Data entries
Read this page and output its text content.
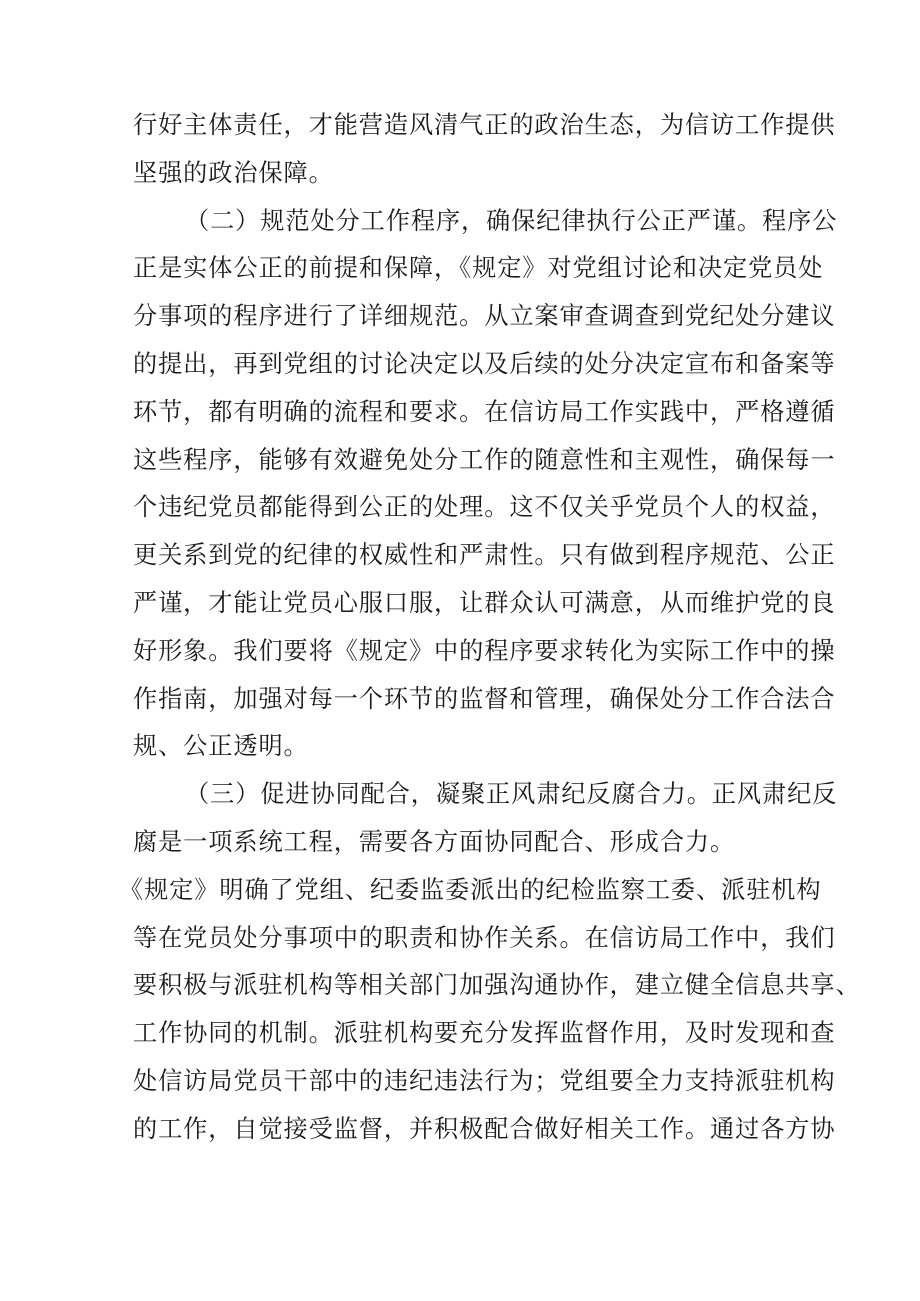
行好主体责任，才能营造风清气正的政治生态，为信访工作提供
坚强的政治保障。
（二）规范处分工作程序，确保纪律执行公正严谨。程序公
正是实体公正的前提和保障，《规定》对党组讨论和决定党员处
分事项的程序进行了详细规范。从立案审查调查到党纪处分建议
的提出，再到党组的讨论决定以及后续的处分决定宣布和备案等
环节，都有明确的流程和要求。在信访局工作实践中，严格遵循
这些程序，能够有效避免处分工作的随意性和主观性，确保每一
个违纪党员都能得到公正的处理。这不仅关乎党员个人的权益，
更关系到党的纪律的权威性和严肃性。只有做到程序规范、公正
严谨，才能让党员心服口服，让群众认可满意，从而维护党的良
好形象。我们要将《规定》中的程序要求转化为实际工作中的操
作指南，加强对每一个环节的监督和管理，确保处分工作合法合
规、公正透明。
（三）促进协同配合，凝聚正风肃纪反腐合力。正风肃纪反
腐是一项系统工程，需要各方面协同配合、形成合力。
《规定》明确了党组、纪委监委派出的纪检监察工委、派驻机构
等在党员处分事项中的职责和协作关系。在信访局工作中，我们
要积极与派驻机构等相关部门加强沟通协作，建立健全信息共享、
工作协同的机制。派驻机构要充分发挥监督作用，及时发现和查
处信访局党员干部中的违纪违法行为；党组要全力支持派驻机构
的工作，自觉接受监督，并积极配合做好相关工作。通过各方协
...
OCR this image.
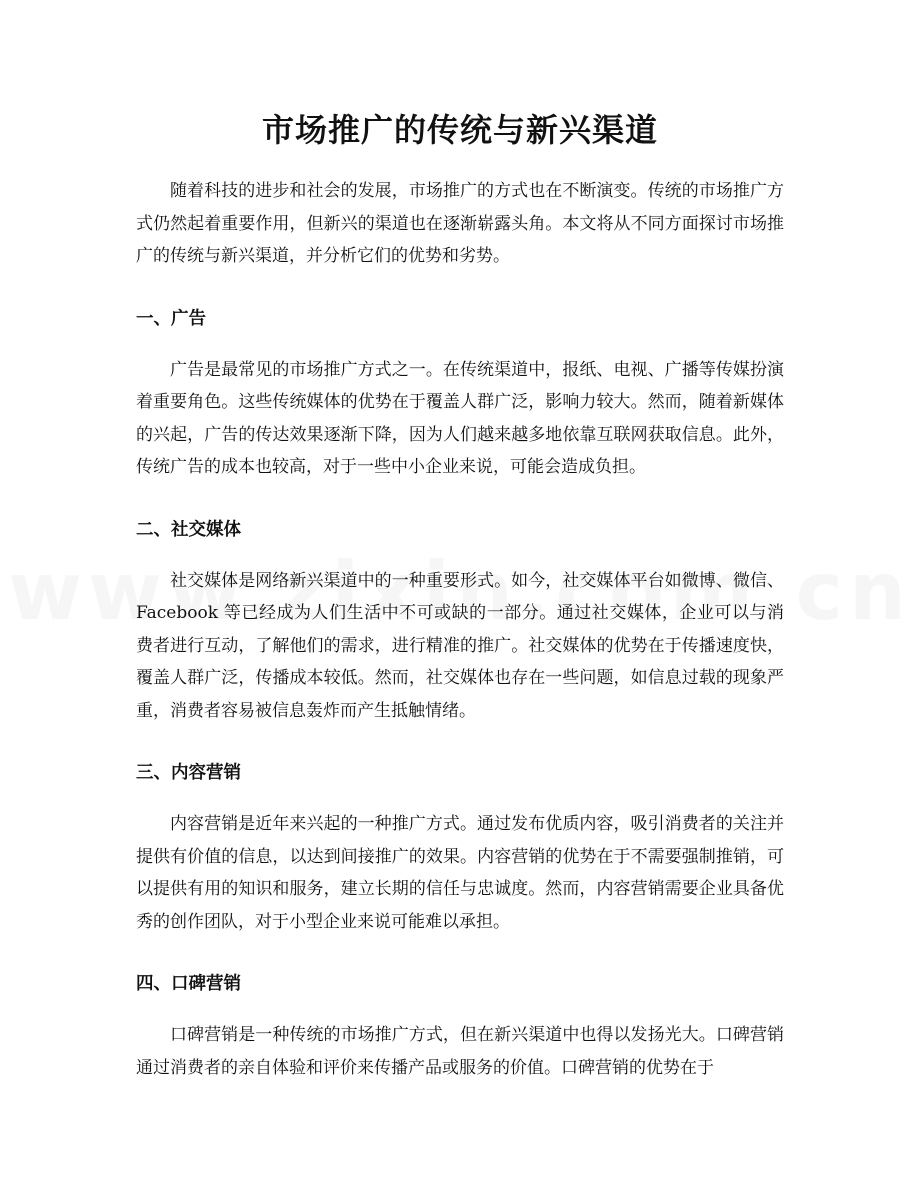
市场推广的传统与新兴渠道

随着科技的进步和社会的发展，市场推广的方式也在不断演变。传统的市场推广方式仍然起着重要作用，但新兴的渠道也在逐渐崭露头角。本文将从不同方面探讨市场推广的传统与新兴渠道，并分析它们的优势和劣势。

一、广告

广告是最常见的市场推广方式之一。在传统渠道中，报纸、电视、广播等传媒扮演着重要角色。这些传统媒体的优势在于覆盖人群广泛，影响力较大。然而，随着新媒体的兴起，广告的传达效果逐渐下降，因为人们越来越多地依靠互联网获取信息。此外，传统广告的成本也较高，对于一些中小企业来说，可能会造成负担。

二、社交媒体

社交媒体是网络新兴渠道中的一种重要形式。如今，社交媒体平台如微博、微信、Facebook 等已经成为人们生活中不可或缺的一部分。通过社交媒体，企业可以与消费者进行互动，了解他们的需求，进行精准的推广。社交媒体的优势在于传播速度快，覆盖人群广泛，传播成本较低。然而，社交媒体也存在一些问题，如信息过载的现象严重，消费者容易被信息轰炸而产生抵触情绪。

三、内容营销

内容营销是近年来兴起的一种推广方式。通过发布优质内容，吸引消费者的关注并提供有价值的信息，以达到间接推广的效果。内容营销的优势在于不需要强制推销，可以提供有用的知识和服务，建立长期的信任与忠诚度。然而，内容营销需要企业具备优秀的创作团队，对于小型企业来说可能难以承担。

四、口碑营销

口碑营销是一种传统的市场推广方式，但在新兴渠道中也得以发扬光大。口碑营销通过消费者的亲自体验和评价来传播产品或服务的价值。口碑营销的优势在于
==
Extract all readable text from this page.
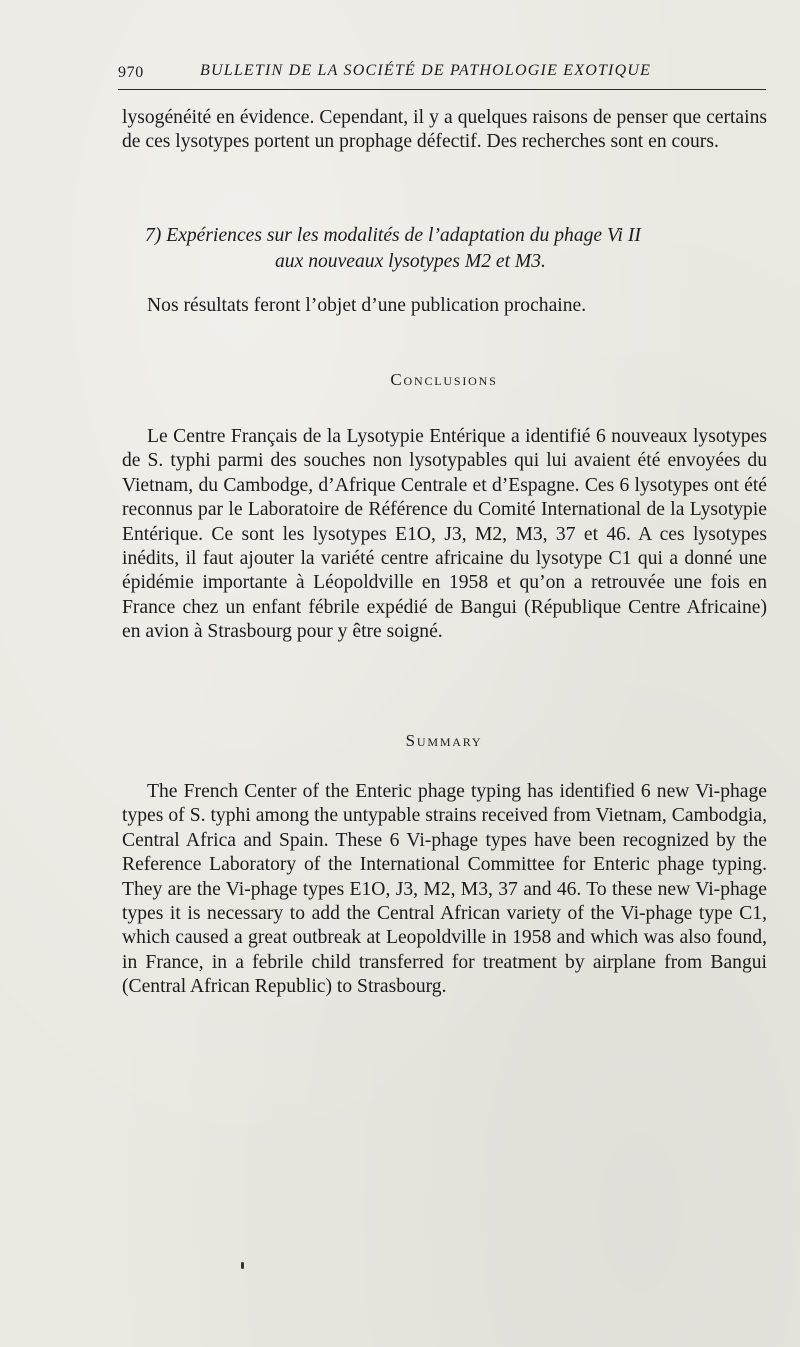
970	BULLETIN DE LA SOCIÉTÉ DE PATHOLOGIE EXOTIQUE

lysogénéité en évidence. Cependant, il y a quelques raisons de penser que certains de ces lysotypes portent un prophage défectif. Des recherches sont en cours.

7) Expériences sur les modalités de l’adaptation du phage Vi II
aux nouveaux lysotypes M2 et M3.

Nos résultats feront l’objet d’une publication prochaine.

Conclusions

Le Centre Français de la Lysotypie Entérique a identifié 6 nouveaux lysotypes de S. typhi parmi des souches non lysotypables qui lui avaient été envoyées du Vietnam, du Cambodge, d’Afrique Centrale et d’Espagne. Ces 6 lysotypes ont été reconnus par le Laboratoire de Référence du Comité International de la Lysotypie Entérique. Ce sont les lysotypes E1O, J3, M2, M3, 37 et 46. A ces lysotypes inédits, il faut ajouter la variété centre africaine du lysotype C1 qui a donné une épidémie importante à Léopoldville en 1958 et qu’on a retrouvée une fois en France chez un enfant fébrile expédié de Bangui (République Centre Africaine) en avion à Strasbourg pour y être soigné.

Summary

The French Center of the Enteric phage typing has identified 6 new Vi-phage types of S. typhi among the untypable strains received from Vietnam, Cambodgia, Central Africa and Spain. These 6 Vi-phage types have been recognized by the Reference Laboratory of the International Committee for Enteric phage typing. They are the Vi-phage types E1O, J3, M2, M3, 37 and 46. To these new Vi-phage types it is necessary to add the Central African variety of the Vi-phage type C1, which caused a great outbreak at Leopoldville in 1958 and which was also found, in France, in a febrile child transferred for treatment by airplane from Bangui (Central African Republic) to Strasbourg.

▸ **PROMPT**
Check every line of the material for the string "text" and give the number of lines that have it, without anything else.

▸ **ANSWER BELOW**
2